### What to do:
Select the lines below containing the word "verificado".

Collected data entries
----

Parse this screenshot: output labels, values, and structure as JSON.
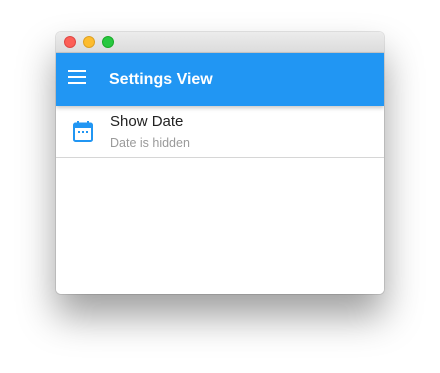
{
  "window": {
    "controls": [
      "close",
      "minimize",
      "maximize"
    ],
    "control_colors": {
      "close": "#fc5f57",
      "minimize": "#fdbc2e",
      "maximize": "#28c840"
    }
  },
  "appbar": {
    "title": "Settings View",
    "menu_icon": "menu-icon",
    "color": "#2196f3"
  },
  "settings": {
    "items": [
      {
        "icon": "calendar-icon",
        "title": "Show Date",
        "subtitle": "Date is hidden"
      }
    ]
  },
  "colors": {
    "accent": "#2196f3",
    "icon": "#2196f3"
  }
}
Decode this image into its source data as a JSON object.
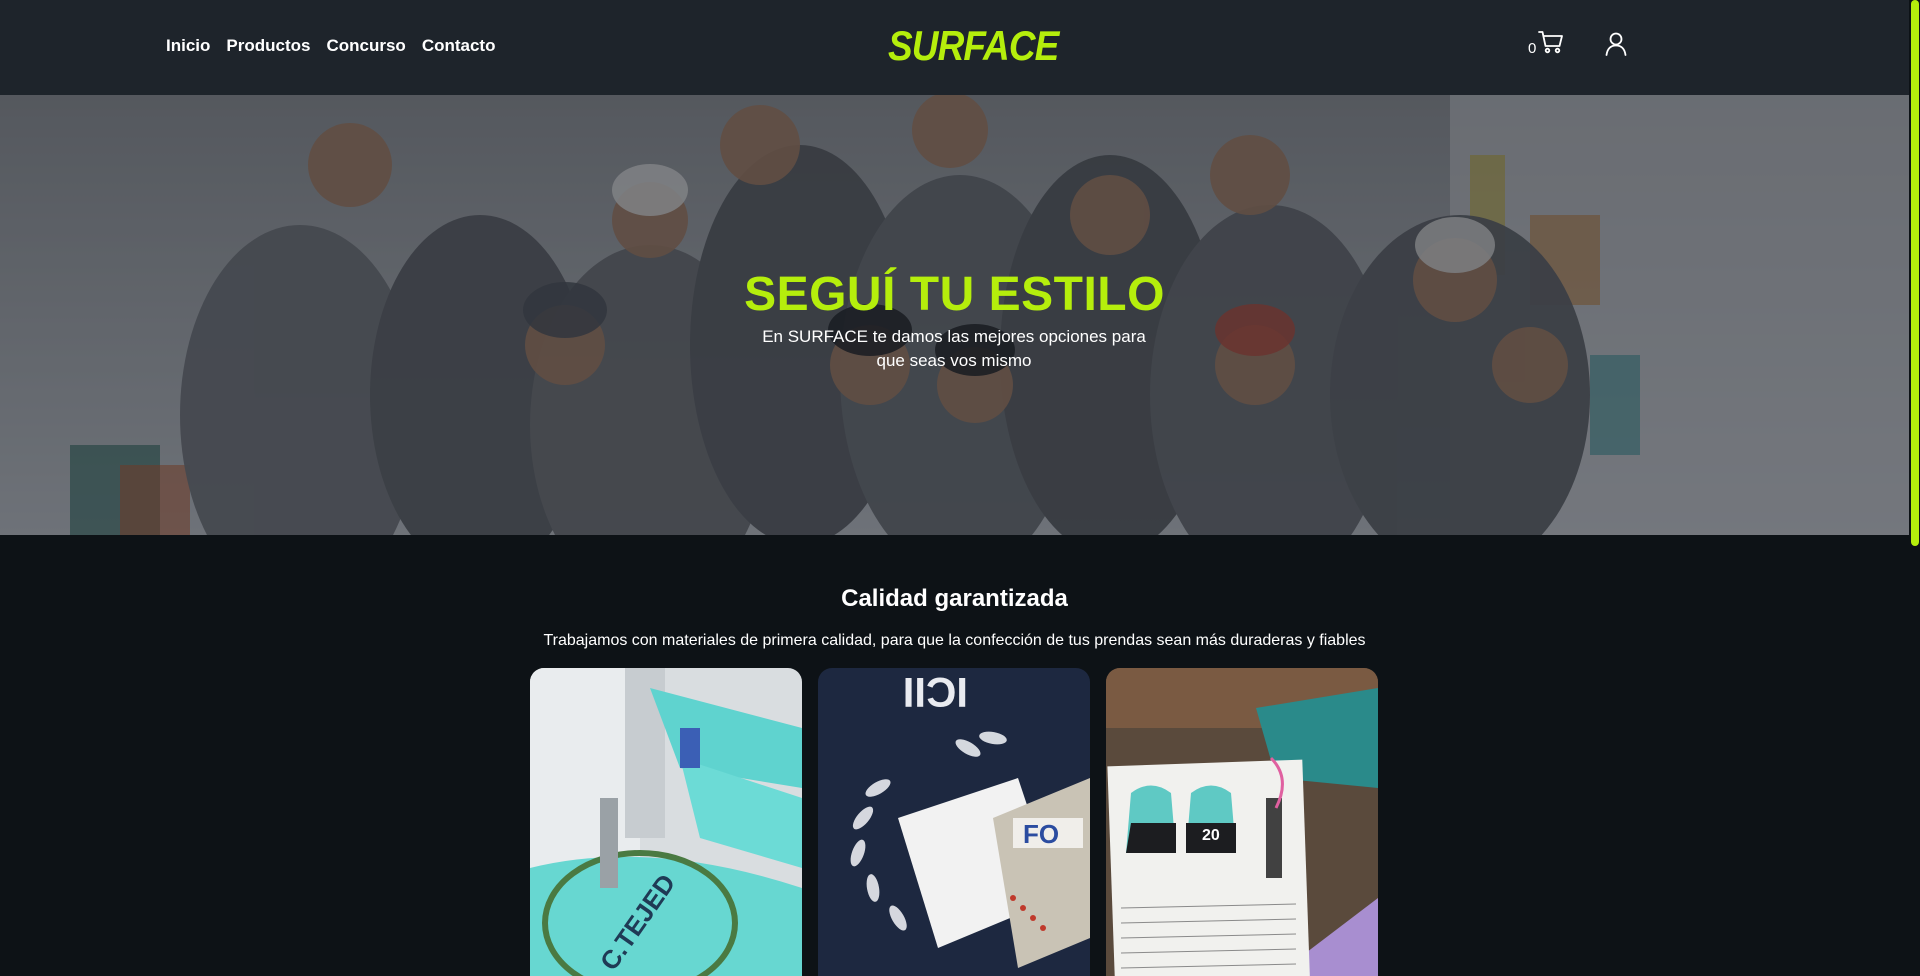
{
  "header": {
    "nav": [
      "Inicio",
      "Productos",
      "Concurso",
      "Contacto"
    ],
    "logo": "SURFACE",
    "cart_count": "0",
    "cart_icon": "shopping-cart-icon",
    "user_icon": "user-icon"
  },
  "hero": {
    "title": "SEGUÍ TU ESTILO",
    "subtitle": "En SURFACE te damos las mejores opciones para que seas vos mismo"
  },
  "quality": {
    "title": "Calidad garantizada",
    "text": "Trabajamos con materiales de primera calidad, para que la confección de tus prendas sean más duraderas y fiables"
  },
  "colors": {
    "accent": "#b5ee0c",
    "header_bg": "#1e242b",
    "page_bg": "#0d1216"
  }
}
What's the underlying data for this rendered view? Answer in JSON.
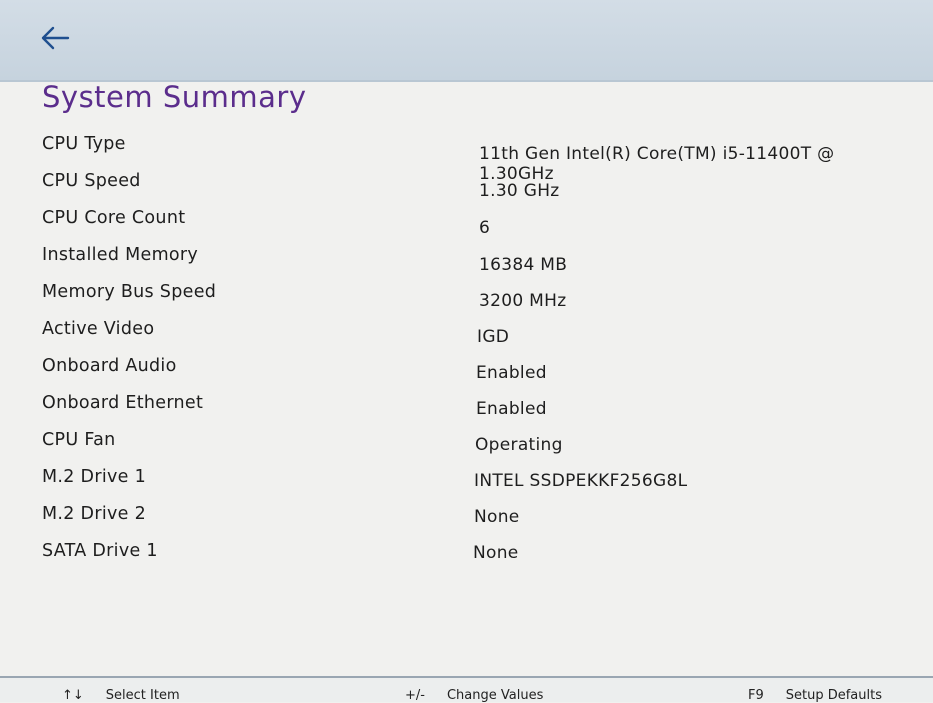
{
  "header": {
    "back_icon": "arrow-left-icon"
  },
  "page": {
    "title": "System Summary"
  },
  "summary": {
    "rows": [
      {
        "label": "CPU Type",
        "value": "11th Gen Intel(R) Core(TM) i5-11400T @ 1.30GHz"
      },
      {
        "label": "CPU Speed",
        "value": "1.30 GHz"
      },
      {
        "label": "CPU Core Count",
        "value": "6"
      },
      {
        "label": "Installed Memory",
        "value": "16384 MB"
      },
      {
        "label": "Memory Bus Speed",
        "value": "3200 MHz"
      },
      {
        "label": "Active Video",
        "value": "IGD"
      },
      {
        "label": "Onboard Audio",
        "value": "Enabled"
      },
      {
        "label": "Onboard Ethernet",
        "value": "Enabled"
      },
      {
        "label": "CPU Fan",
        "value": "Operating"
      },
      {
        "label": "M.2 Drive 1",
        "value": "INTEL SSDPEKKF256G8L"
      },
      {
        "label": "M.2 Drive 2",
        "value": "None"
      },
      {
        "label": "SATA Drive 1",
        "value": "None"
      }
    ]
  },
  "footer": {
    "hints": [
      {
        "key": "↑↓",
        "label": "Select Item"
      },
      {
        "key": "+/-",
        "label": "Change Values"
      },
      {
        "key": "F9",
        "label": "Setup Defaults"
      }
    ]
  },
  "colors": {
    "title": "#5b2d8c",
    "back_icon": "#1f4f8f",
    "top_bar": "#c6d3de"
  }
}
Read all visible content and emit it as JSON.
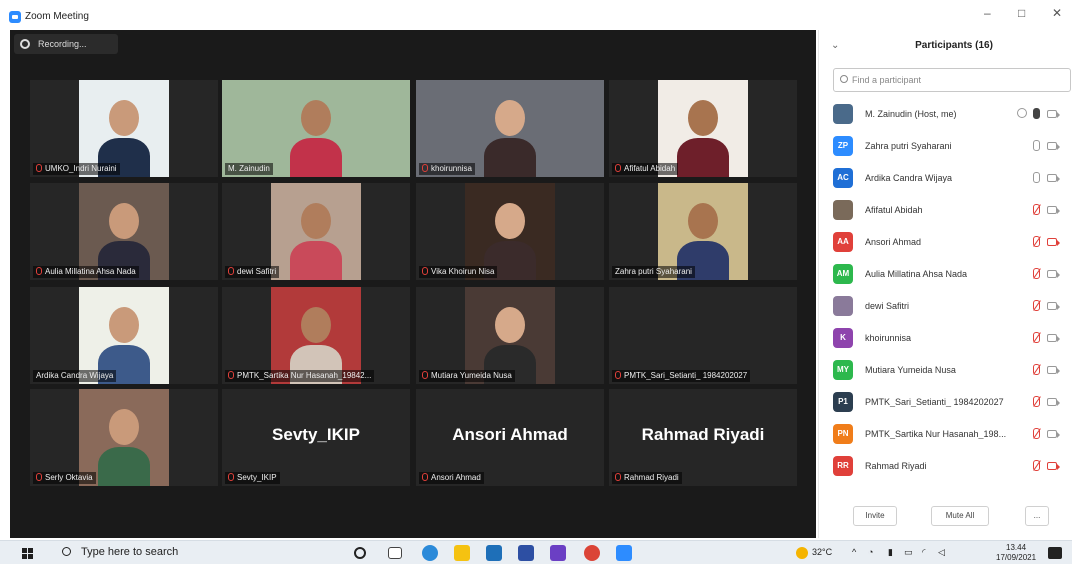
{
  "window": {
    "title": "Zoom Meeting",
    "minimize": "–",
    "restore": "□",
    "close": "✕"
  },
  "recording": {
    "label": "Recording..."
  },
  "tiles": [
    {
      "name": "UMKO_Indri Nuraini",
      "muted": true,
      "video": true
    },
    {
      "name": "M. Zainudin",
      "muted": false,
      "video": true,
      "active": true
    },
    {
      "name": "khoirunnisa",
      "muted": true,
      "video": true
    },
    {
      "name": "Afifatul Abidah",
      "muted": true,
      "video": true
    },
    {
      "name": "Aulia Millatina Ahsa Nada",
      "muted": true,
      "video": true
    },
    {
      "name": "dewi Safitri",
      "muted": true,
      "video": true
    },
    {
      "name": "Vika Khoirun Nisa",
      "muted": true,
      "video": true
    },
    {
      "name": "Zahra putri Syaharani",
      "muted": false,
      "video": true
    },
    {
      "name": "Ardika Candra Wijaya",
      "muted": false,
      "video": true
    },
    {
      "name": "PMTK_Sartika Nur Hasanah_19842...",
      "muted": true,
      "video": true
    },
    {
      "name": "Mutiara Yumeida Nusa",
      "muted": true,
      "video": true
    },
    {
      "name": "PMTK_Sari_Setianti_ 1984202027",
      "muted": true,
      "video": false
    },
    {
      "name": "Serly Oktavia",
      "muted": true,
      "video": true
    },
    {
      "name": "Sevty_IKIP",
      "muted": true,
      "video": false,
      "big": "Sevty_IKIP"
    },
    {
      "name": "Ansori Ahmad",
      "muted": true,
      "video": false,
      "big": "Ansori Ahmad"
    },
    {
      "name": "Rahmad Riyadi",
      "muted": true,
      "video": false,
      "big": "Rahmad Riyadi"
    }
  ],
  "participants": {
    "title": "Participants (16)",
    "search_placeholder": "Find a participant",
    "items": [
      {
        "name": "M. Zainudin (Host, me)",
        "initials": "",
        "color": "#4a6a8a",
        "mic": "active",
        "cam": "on"
      },
      {
        "name": "Zahra putri Syaharani",
        "initials": "ZP",
        "color": "#2d8cff",
        "mic": "on",
        "cam": "on"
      },
      {
        "name": "Ardika Candra Wijaya",
        "initials": "AC",
        "color": "#1f6fd6",
        "mic": "on",
        "cam": "on"
      },
      {
        "name": "Afifatul Abidah",
        "initials": "",
        "color": "#7a6a5a",
        "mic": "muted",
        "cam": "on"
      },
      {
        "name": "Ansori Ahmad",
        "initials": "AA",
        "color": "#e0403a",
        "mic": "muted",
        "cam": "off"
      },
      {
        "name": "Aulia Millatina Ahsa Nada",
        "initials": "AM",
        "color": "#2db84d",
        "mic": "muted",
        "cam": "on"
      },
      {
        "name": "dewi Safitri",
        "initials": "",
        "color": "#8a7a9a",
        "mic": "muted",
        "cam": "on"
      },
      {
        "name": "khoirunnisa",
        "initials": "K",
        "color": "#8e44ad",
        "mic": "muted",
        "cam": "on"
      },
      {
        "name": "Mutiara Yumeida Nusa",
        "initials": "MY",
        "color": "#2db84d",
        "mic": "muted",
        "cam": "on"
      },
      {
        "name": "PMTK_Sari_Setianti_ 1984202027",
        "initials": "P1",
        "color": "#2c3e50",
        "mic": "muted",
        "cam": "on"
      },
      {
        "name": "PMTK_Sartika Nur Hasanah_198...",
        "initials": "PN",
        "color": "#f07d1a",
        "mic": "muted",
        "cam": "on"
      },
      {
        "name": "Rahmad Riyadi",
        "initials": "RR",
        "color": "#e0403a",
        "mic": "muted",
        "cam": "off"
      }
    ],
    "invite_label": "Invite",
    "mute_all_label": "Mute All",
    "more_label": "..."
  },
  "taskbar": {
    "search_placeholder": "Type here to search",
    "weather": "32°C",
    "time": "13.44",
    "date": "17/09/2021"
  }
}
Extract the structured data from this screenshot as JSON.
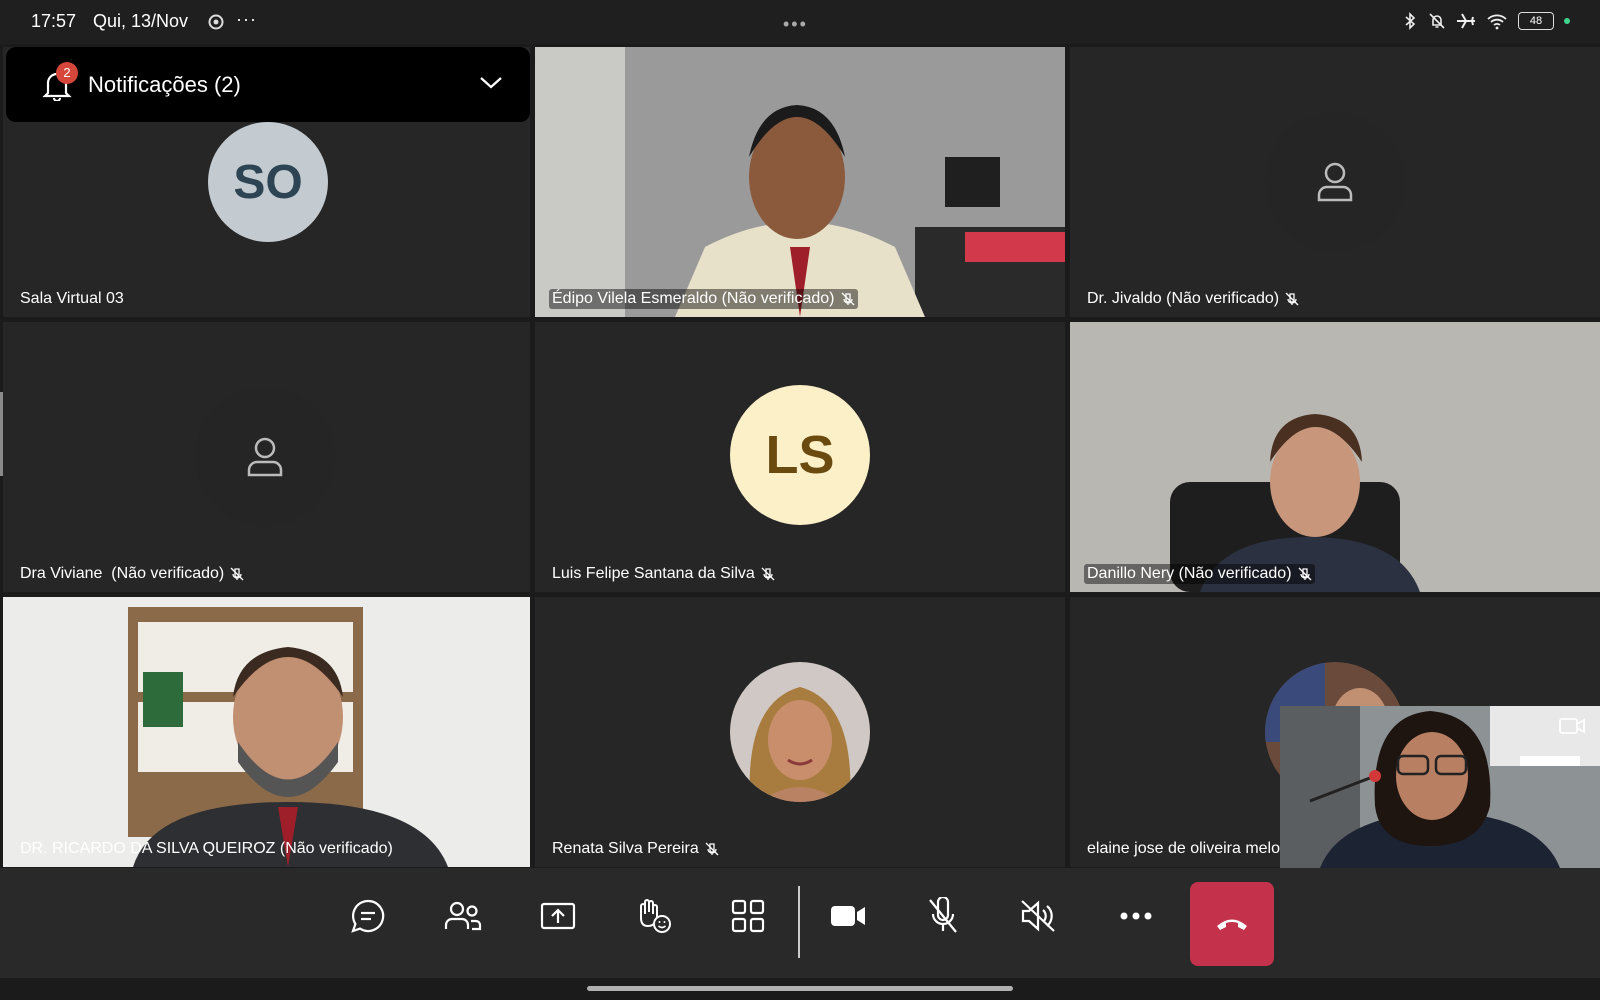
{
  "status_bar": {
    "time": "17:57",
    "date": "Qui, 13/Nov",
    "battery": "48",
    "icons": [
      "bluetooth-icon",
      "bell-off-icon",
      "airplane-icon",
      "wifi-icon",
      "battery-icon"
    ]
  },
  "notifications": {
    "label": "Notificações (2)",
    "badge": "2"
  },
  "tiles": [
    {
      "name": "Sala Virtual 03",
      "initials": "SO",
      "type": "initials"
    },
    {
      "name": "Édipo Vilela Esmeraldo (Não verificado)",
      "type": "video",
      "muted": true
    },
    {
      "name": "Dr. Jivaldo (Não verificado)",
      "type": "generic",
      "muted": true
    },
    {
      "name": "Dra Viviane  (Não verificado)",
      "type": "generic",
      "muted": true
    },
    {
      "name": "Luis Felipe Santana da Silva",
      "initials": "LS",
      "type": "initials",
      "muted": true
    },
    {
      "name": "Danillo Nery (Não verificado)",
      "type": "video",
      "muted": true
    },
    {
      "name": "DR. RICARDO DA SILVA QUEIROZ (Não verificado)",
      "type": "video"
    },
    {
      "name": "Renata Silva Pereira",
      "type": "photo",
      "muted": true
    },
    {
      "name": "elaine jose de oliveira melo",
      "type": "photo"
    }
  ],
  "toolbar": {
    "buttons": [
      "chat-button",
      "participants-button",
      "share-button",
      "react-button",
      "view-button",
      "camera-button",
      "mic-button",
      "speaker-button",
      "more-button",
      "hangup-button"
    ]
  },
  "colors": {
    "hangup": "#c4314b",
    "badge": "#d6473b",
    "avatar_so": "#c4cbd0",
    "avatar_ls": "#fcf0c8"
  }
}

----

### Solution:
      "name": "Édipo Vilela Esmeraldo (Não verificado)",
      "name": "Dr. Jivaldo (Não verificado)",
      "name": "Dra Viviane  (Não verificado)",
      "name": "Danillo Nery (Não verificado)",
      "name": "DR. RICARDO DA SILVA QUEIROZ (Não verificado)",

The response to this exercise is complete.